-------- Extracted information --------
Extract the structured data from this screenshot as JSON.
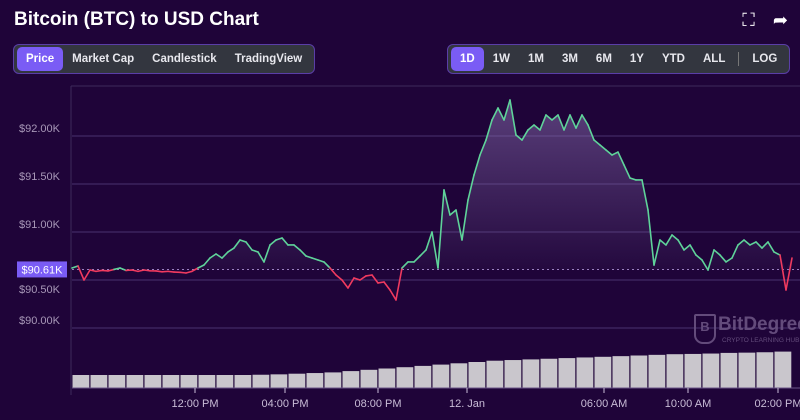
{
  "header": {
    "title": "Bitcoin (BTC) to USD Chart",
    "icons": [
      "fullscreen-icon",
      "share-icon"
    ]
  },
  "chart_tabs": [
    {
      "label": "Price",
      "active": true
    },
    {
      "label": "Market Cap"
    },
    {
      "label": "Candlestick"
    },
    {
      "label": "TradingView"
    }
  ],
  "range_tabs": [
    {
      "label": "1D",
      "active": true
    },
    {
      "label": "1W"
    },
    {
      "label": "1M"
    },
    {
      "label": "3M"
    },
    {
      "label": "6M"
    },
    {
      "label": "1Y"
    },
    {
      "label": "YTD"
    },
    {
      "label": "ALL"
    }
  ],
  "log_label": "LOG",
  "watermark": {
    "name": "BitDegree",
    "tagline": "CRYPTO LEARNING HUB"
  },
  "colors": {
    "background": "#1f0439",
    "up": "#5fd39a",
    "down": "#f03a5f",
    "accent": "#7a5cf5",
    "volume": "#c9c6cc"
  },
  "chart_data": {
    "type": "line",
    "title": "",
    "ylim": [
      89500,
      92500
    ],
    "yticks": [
      {
        "value": 92000,
        "label": "$92.00K"
      },
      {
        "value": 91500,
        "label": "$91.50K"
      },
      {
        "value": 91000,
        "label": "$91.00K"
      },
      {
        "value": 90500,
        "label": "$90.50K"
      },
      {
        "value": 90000,
        "label": "$90.00K"
      }
    ],
    "xticks": [
      "12:00 PM",
      "04:00 PM",
      "08:00 PM",
      "12. Jan",
      "06:00 AM",
      "10:00 AM",
      "02:00 PM"
    ],
    "reference_price": 90610,
    "reference_label": "$90.61K",
    "price": [
      90625,
      90646,
      90500,
      90604,
      90590,
      90600,
      90594,
      90610,
      90625,
      90600,
      90604,
      90590,
      90604,
      90595,
      90594,
      90585,
      90590,
      90583,
      90580,
      90573,
      90590,
      90625,
      90656,
      90729,
      90771,
      90729,
      90792,
      90833,
      90917,
      90896,
      90813,
      90792,
      90688,
      90865,
      90917,
      90938,
      90865,
      90865,
      90813,
      90750,
      90729,
      90708,
      90688,
      90625,
      90552,
      90500,
      90417,
      90521,
      90500,
      90542,
      90552,
      90469,
      90479,
      90396,
      90292,
      90625,
      90688,
      90688,
      90750,
      90813,
      91000,
      90625,
      91438,
      91177,
      91229,
      90917,
      91333,
      91594,
      91802,
      91958,
      92167,
      92292,
      92167,
      92375,
      92010,
      91958,
      92063,
      92115,
      92063,
      92219,
      92167,
      92219,
      92063,
      92219,
      92083,
      92219,
      92115,
      91958,
      91906,
      91854,
      91802,
      91833,
      91698,
      91563,
      91542,
      91542,
      91229,
      90656,
      90917,
      90865,
      90969,
      90917,
      90813,
      90865,
      90760,
      90708,
      90604,
      90813,
      90760,
      90688,
      90729,
      90865,
      90917,
      90865,
      90896,
      90833,
      90896,
      90792,
      90760,
      90396,
      90729
    ],
    "volume": [
      1.0,
      1.0,
      1.0,
      1.0,
      1.0,
      1.0,
      1.0,
      1.0,
      1.0,
      1.0,
      1.02,
      1.05,
      1.1,
      1.15,
      1.2,
      1.3,
      1.4,
      1.5,
      1.6,
      1.7,
      1.8,
      1.9,
      2.0,
      2.1,
      2.15,
      2.2,
      2.25,
      2.3,
      2.35,
      2.4,
      2.45,
      2.5,
      2.55,
      2.6,
      2.62,
      2.65,
      2.7,
      2.72,
      2.75,
      2.8
    ]
  }
}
--------
## Written request
Every line of the data above should be quoted exactly. Omit the pictures.

## Answer to this exercise
Extract the structured data from this screenshot as JSON.
{
  "header": {
    "title": "Bitcoin (BTC) to USD Chart",
    "icons": [
      "fullscreen-icon",
      "share-icon"
    ]
  },
  "chart_tabs": [
    {
      "label": "Price",
      "active": true
    },
    {
      "label": "Market Cap"
    },
    {
      "label": "Candlestick"
    },
    {
      "label": "TradingView"
    }
  ],
  "range_tabs": [
    {
      "label": "1D",
      "active": true
    },
    {
      "label": "1W"
    },
    {
      "label": "1M"
    },
    {
      "label": "3M"
    },
    {
      "label": "6M"
    },
    {
      "label": "1Y"
    },
    {
      "label": "YTD"
    },
    {
      "label": "ALL"
    }
  ],
  "log_label": "LOG",
  "watermark": {
    "name": "BitDegree",
    "tagline": "CRYPTO LEARNING HUB"
  },
  "colors": {
    "background": "#1f0439",
    "up": "#5fd39a",
    "down": "#f03a5f",
    "accent": "#7a5cf5",
    "volume": "#c9c6cc"
  },
  "chart_data": {
    "type": "line",
    "title": "",
    "ylim": [
      89500,
      92500
    ],
    "yticks": [
      {
        "value": 92000,
        "label": "$92.00K"
      },
      {
        "value": 91500,
        "label": "$91.50K"
      },
      {
        "value": 91000,
        "label": "$91.00K"
      },
      {
        "value": 90500,
        "label": "$90.50K"
      },
      {
        "value": 90000,
        "label": "$90.00K"
      }
    ],
    "xticks": [
      "12:00 PM",
      "04:00 PM",
      "08:00 PM",
      "12. Jan",
      "06:00 AM",
      "10:00 AM",
      "02:00 PM"
    ],
    "reference_price": 90610,
    "reference_label": "$90.61K",
    "price": [
      90625,
      90646,
      90500,
      90604,
      90590,
      90600,
      90594,
      90610,
      90625,
      90600,
      90604,
      90590,
      90604,
      90595,
      90594,
      90585,
      90590,
      90583,
      90580,
      90573,
      90590,
      90625,
      90656,
      90729,
      90771,
      90729,
      90792,
      90833,
      90917,
      90896,
      90813,
      90792,
      90688,
      90865,
      90917,
      90938,
      90865,
      90865,
      90813,
      90750,
      90729,
      90708,
      90688,
      90625,
      90552,
      90500,
      90417,
      90521,
      90500,
      90542,
      90552,
      90469,
      90479,
      90396,
      90292,
      90625,
      90688,
      90688,
      90750,
      90813,
      91000,
      90625,
      91438,
      91177,
      91229,
      90917,
      91333,
      91594,
      91802,
      91958,
      92167,
      92292,
      92167,
      92375,
      92010,
      91958,
      92063,
      92115,
      92063,
      92219,
      92167,
      92219,
      92063,
      92219,
      92083,
      92219,
      92115,
      91958,
      91906,
      91854,
      91802,
      91833,
      91698,
      91563,
      91542,
      91542,
      91229,
      90656,
      90917,
      90865,
      90969,
      90917,
      90813,
      90865,
      90760,
      90708,
      90604,
      90813,
      90760,
      90688,
      90729,
      90865,
      90917,
      90865,
      90896,
      90833,
      90896,
      90792,
      90760,
      90396,
      90729
    ],
    "volume": [
      1.0,
      1.0,
      1.0,
      1.0,
      1.0,
      1.0,
      1.0,
      1.0,
      1.0,
      1.0,
      1.02,
      1.05,
      1.1,
      1.15,
      1.2,
      1.3,
      1.4,
      1.5,
      1.6,
      1.7,
      1.8,
      1.9,
      2.0,
      2.1,
      2.15,
      2.2,
      2.25,
      2.3,
      2.35,
      2.4,
      2.45,
      2.5,
      2.55,
      2.6,
      2.62,
      2.65,
      2.7,
      2.72,
      2.75,
      2.8
    ]
  }
}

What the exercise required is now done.